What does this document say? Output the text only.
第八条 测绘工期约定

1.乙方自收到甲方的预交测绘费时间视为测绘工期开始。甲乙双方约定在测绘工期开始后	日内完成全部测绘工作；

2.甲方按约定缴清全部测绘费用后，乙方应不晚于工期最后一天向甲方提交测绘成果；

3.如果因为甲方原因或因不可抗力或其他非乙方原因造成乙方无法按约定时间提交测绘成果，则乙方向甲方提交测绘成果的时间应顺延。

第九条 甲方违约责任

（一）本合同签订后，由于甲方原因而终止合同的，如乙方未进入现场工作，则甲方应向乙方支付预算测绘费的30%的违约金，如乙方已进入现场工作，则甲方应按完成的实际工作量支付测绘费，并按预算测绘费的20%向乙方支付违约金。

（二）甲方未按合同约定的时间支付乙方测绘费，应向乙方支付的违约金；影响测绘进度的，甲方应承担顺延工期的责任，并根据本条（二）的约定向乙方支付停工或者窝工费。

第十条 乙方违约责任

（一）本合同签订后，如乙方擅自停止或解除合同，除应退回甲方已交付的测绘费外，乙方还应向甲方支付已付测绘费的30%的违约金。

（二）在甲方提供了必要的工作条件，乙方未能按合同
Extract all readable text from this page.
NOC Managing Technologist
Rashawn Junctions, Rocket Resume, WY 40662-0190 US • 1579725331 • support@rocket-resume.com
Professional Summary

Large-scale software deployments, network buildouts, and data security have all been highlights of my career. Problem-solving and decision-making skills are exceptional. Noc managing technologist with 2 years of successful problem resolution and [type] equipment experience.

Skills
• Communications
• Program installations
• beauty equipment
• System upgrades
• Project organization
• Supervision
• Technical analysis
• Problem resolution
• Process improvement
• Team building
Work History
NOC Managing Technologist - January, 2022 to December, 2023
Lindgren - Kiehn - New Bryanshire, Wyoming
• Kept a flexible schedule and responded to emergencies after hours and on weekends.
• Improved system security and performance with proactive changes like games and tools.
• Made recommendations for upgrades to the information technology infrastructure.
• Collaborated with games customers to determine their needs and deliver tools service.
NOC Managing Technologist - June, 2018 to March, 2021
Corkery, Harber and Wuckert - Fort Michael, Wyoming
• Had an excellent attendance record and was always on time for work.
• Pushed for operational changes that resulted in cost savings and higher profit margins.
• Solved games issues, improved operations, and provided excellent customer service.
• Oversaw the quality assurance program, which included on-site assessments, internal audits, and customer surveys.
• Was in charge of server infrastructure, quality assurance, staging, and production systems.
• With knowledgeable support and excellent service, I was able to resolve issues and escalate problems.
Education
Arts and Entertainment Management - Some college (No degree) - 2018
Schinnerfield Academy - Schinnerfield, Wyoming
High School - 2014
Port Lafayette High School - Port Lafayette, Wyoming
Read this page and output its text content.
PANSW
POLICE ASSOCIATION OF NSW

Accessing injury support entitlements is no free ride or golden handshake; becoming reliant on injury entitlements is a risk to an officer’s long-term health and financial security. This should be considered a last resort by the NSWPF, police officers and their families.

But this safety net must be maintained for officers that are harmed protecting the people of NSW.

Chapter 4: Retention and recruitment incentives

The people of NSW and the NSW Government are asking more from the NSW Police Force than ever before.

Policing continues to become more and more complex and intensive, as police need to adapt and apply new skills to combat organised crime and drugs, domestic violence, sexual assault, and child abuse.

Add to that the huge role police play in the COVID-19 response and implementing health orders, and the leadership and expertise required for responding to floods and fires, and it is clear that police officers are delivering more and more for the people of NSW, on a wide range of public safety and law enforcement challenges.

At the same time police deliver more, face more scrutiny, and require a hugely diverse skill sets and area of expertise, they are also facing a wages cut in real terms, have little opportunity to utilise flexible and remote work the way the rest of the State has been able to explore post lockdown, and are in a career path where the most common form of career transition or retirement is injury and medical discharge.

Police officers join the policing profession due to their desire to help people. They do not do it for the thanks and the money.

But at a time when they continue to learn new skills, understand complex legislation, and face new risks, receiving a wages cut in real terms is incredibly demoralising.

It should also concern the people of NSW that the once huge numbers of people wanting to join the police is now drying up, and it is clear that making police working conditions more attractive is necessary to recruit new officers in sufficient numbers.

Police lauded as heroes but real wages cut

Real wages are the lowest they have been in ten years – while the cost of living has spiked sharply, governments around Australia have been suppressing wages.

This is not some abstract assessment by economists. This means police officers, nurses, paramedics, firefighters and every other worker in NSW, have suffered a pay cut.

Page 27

[Description of the task] For each line of the entries that includes "upgrades", show that line.

[Result]
• System upgrades
• Made recommendations for upgrades to the information technology infrastructure.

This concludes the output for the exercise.